--- begin Records to use ---

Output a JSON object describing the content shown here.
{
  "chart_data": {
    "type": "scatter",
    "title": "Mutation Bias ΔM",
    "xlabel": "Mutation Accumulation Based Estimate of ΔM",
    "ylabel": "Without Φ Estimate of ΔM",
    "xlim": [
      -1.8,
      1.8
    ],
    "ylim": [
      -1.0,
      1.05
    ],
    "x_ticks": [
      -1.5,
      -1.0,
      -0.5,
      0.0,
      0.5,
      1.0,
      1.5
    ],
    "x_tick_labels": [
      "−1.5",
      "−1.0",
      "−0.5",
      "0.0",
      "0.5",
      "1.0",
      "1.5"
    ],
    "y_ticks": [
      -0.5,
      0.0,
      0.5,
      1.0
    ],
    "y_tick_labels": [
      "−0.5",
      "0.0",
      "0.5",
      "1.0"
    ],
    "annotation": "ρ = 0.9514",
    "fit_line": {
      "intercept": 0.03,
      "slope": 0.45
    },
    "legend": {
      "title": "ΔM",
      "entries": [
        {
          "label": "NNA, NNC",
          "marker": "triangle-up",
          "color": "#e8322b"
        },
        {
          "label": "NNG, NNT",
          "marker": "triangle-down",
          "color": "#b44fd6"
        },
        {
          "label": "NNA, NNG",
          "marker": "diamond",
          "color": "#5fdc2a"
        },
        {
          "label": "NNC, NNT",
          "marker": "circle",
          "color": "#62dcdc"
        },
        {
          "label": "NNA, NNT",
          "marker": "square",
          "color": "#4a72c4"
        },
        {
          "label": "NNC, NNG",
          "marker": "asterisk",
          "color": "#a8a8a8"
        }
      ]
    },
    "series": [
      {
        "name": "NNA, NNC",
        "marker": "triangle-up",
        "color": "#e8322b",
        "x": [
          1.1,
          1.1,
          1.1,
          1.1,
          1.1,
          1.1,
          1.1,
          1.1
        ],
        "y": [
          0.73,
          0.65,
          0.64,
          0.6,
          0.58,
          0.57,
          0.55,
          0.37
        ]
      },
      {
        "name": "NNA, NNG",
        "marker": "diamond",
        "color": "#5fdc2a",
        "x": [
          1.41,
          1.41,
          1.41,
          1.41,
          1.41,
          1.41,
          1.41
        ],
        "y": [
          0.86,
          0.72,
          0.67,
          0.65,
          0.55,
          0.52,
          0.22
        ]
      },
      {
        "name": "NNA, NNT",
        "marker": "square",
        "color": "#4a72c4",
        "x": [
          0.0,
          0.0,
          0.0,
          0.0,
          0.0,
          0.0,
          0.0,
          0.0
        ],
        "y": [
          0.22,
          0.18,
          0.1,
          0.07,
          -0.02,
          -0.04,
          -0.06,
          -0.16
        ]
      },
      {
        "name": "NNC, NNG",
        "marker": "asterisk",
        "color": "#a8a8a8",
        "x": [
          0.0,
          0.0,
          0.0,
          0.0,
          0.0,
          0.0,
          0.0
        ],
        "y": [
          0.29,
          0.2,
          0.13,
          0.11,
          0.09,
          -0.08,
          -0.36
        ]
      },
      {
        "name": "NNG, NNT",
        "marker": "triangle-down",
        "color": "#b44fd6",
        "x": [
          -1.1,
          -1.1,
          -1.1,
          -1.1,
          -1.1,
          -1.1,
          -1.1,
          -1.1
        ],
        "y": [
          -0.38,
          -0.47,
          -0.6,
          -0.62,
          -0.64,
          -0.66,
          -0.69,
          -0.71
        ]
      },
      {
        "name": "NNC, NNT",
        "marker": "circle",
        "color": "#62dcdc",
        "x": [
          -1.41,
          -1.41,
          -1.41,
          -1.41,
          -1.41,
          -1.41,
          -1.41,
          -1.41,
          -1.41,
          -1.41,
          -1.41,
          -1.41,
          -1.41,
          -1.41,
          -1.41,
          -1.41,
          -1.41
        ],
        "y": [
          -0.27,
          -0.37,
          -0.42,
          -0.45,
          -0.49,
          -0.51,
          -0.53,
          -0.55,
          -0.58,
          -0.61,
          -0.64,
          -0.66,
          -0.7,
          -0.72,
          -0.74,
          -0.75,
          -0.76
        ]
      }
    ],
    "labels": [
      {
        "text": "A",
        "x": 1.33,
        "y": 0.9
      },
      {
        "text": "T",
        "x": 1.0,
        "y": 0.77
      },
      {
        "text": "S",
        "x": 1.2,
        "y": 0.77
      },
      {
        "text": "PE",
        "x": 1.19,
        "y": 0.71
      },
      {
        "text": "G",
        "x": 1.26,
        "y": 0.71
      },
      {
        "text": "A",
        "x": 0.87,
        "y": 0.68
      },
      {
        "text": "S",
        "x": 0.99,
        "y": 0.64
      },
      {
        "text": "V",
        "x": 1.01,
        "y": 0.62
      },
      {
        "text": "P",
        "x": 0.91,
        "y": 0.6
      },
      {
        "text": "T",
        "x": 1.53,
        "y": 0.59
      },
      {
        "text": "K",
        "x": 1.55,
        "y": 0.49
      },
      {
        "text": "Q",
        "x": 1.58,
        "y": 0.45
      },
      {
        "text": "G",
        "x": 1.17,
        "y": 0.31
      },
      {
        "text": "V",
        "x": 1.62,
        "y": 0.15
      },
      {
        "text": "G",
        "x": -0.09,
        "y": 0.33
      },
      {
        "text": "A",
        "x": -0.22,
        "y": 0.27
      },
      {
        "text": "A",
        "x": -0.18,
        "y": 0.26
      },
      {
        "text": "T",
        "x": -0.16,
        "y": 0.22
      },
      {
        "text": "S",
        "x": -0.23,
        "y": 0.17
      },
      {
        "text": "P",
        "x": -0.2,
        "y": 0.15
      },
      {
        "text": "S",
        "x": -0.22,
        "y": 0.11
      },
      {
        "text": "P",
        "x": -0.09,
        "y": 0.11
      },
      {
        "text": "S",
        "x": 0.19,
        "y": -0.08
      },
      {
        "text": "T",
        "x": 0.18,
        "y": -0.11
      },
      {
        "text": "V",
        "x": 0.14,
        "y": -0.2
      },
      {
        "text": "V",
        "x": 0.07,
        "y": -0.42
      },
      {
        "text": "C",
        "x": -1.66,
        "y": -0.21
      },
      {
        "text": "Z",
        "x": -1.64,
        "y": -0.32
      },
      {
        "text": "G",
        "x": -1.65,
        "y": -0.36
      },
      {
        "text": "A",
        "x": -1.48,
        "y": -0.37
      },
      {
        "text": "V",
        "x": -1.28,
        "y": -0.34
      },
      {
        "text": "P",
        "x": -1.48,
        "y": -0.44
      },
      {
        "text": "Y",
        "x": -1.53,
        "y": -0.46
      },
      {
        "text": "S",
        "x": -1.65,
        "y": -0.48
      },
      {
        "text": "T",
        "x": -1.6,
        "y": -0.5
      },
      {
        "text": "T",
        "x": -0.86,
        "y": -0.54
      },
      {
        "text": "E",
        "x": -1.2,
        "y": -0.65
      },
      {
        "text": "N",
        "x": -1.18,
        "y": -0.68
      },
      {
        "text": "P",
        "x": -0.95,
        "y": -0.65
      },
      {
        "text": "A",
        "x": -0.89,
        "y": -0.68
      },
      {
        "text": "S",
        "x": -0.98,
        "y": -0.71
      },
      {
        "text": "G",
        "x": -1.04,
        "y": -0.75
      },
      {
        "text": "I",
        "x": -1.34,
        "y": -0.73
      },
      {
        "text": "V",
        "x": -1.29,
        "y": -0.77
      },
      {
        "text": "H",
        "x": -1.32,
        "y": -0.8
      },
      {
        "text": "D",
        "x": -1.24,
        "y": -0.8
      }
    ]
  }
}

--- end Records to use ---

▶ **What the task asks**:
Set down the material above again, word for word.

▶ **The output**:
Output a JSON object describing the content shown here.
{
  "chart_data": {
    "type": "scatter",
    "title": "Mutation Bias ΔM",
    "xlabel": "Mutation Accumulation Based Estimate of ΔM",
    "ylabel": "Without Φ Estimate of ΔM",
    "xlim": [
      -1.8,
      1.8
    ],
    "ylim": [
      -1.0,
      1.05
    ],
    "x_ticks": [
      -1.5,
      -1.0,
      -0.5,
      0.0,
      0.5,
      1.0,
      1.5
    ],
    "x_tick_labels": [
      "−1.5",
      "−1.0",
      "−0.5",
      "0.0",
      "0.5",
      "1.0",
      "1.5"
    ],
    "y_ticks": [
      -0.5,
      0.0,
      0.5,
      1.0
    ],
    "y_tick_labels": [
      "−0.5",
      "0.0",
      "0.5",
      "1.0"
    ],
    "annotation": "ρ = 0.9514",
    "fit_line": {
      "intercept": 0.03,
      "slope": 0.45
    },
    "legend": {
      "title": "ΔM",
      "entries": [
        {
          "label": "NNA, NNC",
          "marker": "triangle-up",
          "color": "#e8322b"
        },
        {
          "label": "NNG, NNT",
          "marker": "triangle-down",
          "color": "#b44fd6"
        },
        {
          "label": "NNA, NNG",
          "marker": "diamond",
          "color": "#5fdc2a"
        },
        {
          "label": "NNC, NNT",
          "marker": "circle",
          "color": "#62dcdc"
        },
        {
          "label": "NNA, NNT",
          "marker": "square",
          "color": "#4a72c4"
        },
        {
          "label": "NNC, NNG",
          "marker": "asterisk",
          "color": "#a8a8a8"
        }
      ]
    },
    "series": [
      {
        "name": "NNA, NNC",
        "marker": "triangle-up",
        "color": "#e8322b",
        "x": [
          1.1,
          1.1,
          1.1,
          1.1,
          1.1,
          1.1,
          1.1,
          1.1
        ],
        "y": [
          0.73,
          0.65,
          0.64,
          0.6,
          0.58,
          0.57,
          0.55,
          0.37
        ]
      },
      {
        "name": "NNA, NNG",
        "marker": "diamond",
        "color": "#5fdc2a",
        "x": [
          1.41,
          1.41,
          1.41,
          1.41,
          1.41,
          1.41,
          1.41
        ],
        "y": [
          0.86,
          0.72,
          0.67,
          0.65,
          0.55,
          0.52,
          0.22
        ]
      },
      {
        "name": "NNA, NNT",
        "marker": "square",
        "color": "#4a72c4",
        "x": [
          0.0,
          0.0,
          0.0,
          0.0,
          0.0,
          0.0,
          0.0,
          0.0
        ],
        "y": [
          0.22,
          0.18,
          0.1,
          0.07,
          -0.02,
          -0.04,
          -0.06,
          -0.16
        ]
      },
      {
        "name": "NNC, NNG",
        "marker": "asterisk",
        "color": "#a8a8a8",
        "x": [
          0.0,
          0.0,
          0.0,
          0.0,
          0.0,
          0.0,
          0.0
        ],
        "y": [
          0.29,
          0.2,
          0.13,
          0.11,
          0.09,
          -0.08,
          -0.36
        ]
      },
      {
        "name": "NNG, NNT",
        "marker": "triangle-down",
        "color": "#b44fd6",
        "x": [
          -1.1,
          -1.1,
          -1.1,
          -1.1,
          -1.1,
          -1.1,
          -1.1,
          -1.1
        ],
        "y": [
          -0.38,
          -0.47,
          -0.6,
          -0.62,
          -0.64,
          -0.66,
          -0.69,
          -0.71
        ]
      },
      {
        "name": "NNC, NNT",
        "marker": "circle",
        "color": "#62dcdc",
        "x": [
          -1.41,
          -1.41,
          -1.41,
          -1.41,
          -1.41,
          -1.41,
          -1.41,
          -1.41,
          -1.41,
          -1.41,
          -1.41,
          -1.41,
          -1.41,
          -1.41,
          -1.41,
          -1.41,
          -1.41
        ],
        "y": [
          -0.27,
          -0.37,
          -0.42,
          -0.45,
          -0.49,
          -0.51,
          -0.53,
          -0.55,
          -0.58,
          -0.61,
          -0.64,
          -0.66,
          -0.7,
          -0.72,
          -0.74,
          -0.75,
          -0.76
        ]
      }
    ],
    "labels": [
      {
        "text": "A",
        "x": 1.33,
        "y": 0.9
      },
      {
        "text": "T",
        "x": 1.0,
        "y": 0.77
      },
      {
        "text": "S",
        "x": 1.2,
        "y": 0.77
      },
      {
        "text": "PE",
        "x": 1.19,
        "y": 0.71
      },
      {
        "text": "G",
        "x": 1.26,
        "y": 0.71
      },
      {
        "text": "A",
        "x": 0.87,
        "y": 0.68
      },
      {
        "text": "S",
        "x": 0.99,
        "y": 0.64
      },
      {
        "text": "V",
        "x": 1.01,
        "y": 0.62
      },
      {
        "text": "P",
        "x": 0.91,
        "y": 0.6
      },
      {
        "text": "T",
        "x": 1.53,
        "y": 0.59
      },
      {
        "text": "K",
        "x": 1.55,
        "y": 0.49
      },
      {
        "text": "Q",
        "x": 1.58,
        "y": 0.45
      },
      {
        "text": "G",
        "x": 1.17,
        "y": 0.31
      },
      {
        "text": "V",
        "x": 1.62,
        "y": 0.15
      },
      {
        "text": "G",
        "x": -0.09,
        "y": 0.33
      },
      {
        "text": "A",
        "x": -0.22,
        "y": 0.27
      },
      {
        "text": "A",
        "x": -0.18,
        "y": 0.26
      },
      {
        "text": "T",
        "x": -0.16,
        "y": 0.22
      },
      {
        "text": "S",
        "x": -0.23,
        "y": 0.17
      },
      {
        "text": "P",
        "x": -0.2,
        "y": 0.15
      },
      {
        "text": "S",
        "x": -0.22,
        "y": 0.11
      },
      {
        "text": "P",
        "x": -0.09,
        "y": 0.11
      },
      {
        "text": "S",
        "x": 0.19,
        "y": -0.08
      },
      {
        "text": "T",
        "x": 0.18,
        "y": -0.11
      },
      {
        "text": "V",
        "x": 0.14,
        "y": -0.2
      },
      {
        "text": "V",
        "x": 0.07,
        "y": -0.42
      },
      {
        "text": "C",
        "x": -1.66,
        "y": -0.21
      },
      {
        "text": "Z",
        "x": -1.64,
        "y": -0.32
      },
      {
        "text": "G",
        "x": -1.65,
        "y": -0.36
      },
      {
        "text": "A",
        "x": -1.48,
        "y": -0.37
      },
      {
        "text": "V",
        "x": -1.28,
        "y": -0.34
      },
      {
        "text": "P",
        "x": -1.48,
        "y": -0.44
      },
      {
        "text": "Y",
        "x": -1.53,
        "y": -0.46
      },
      {
        "text": "S",
        "x": -1.65,
        "y": -0.48
      },
      {
        "text": "T",
        "x": -1.6,
        "y": -0.5
      },
      {
        "text": "T",
        "x": -0.86,
        "y": -0.54
      },
      {
        "text": "E",
        "x": -1.2,
        "y": -0.65
      },
      {
        "text": "N",
        "x": -1.18,
        "y": -0.68
      },
      {
        "text": "P",
        "x": -0.95,
        "y": -0.65
      },
      {
        "text": "A",
        "x": -0.89,
        "y": -0.68
      },
      {
        "text": "S",
        "x": -0.98,
        "y": -0.71
      },
      {
        "text": "G",
        "x": -1.04,
        "y": -0.75
      },
      {
        "text": "I",
        "x": -1.34,
        "y": -0.73
      },
      {
        "text": "V",
        "x": -1.29,
        "y": -0.77
      },
      {
        "text": "H",
        "x": -1.32,
        "y": -0.8
      },
      {
        "text": "D",
        "x": -1.24,
        "y": -0.8
      }
    ]
  }
}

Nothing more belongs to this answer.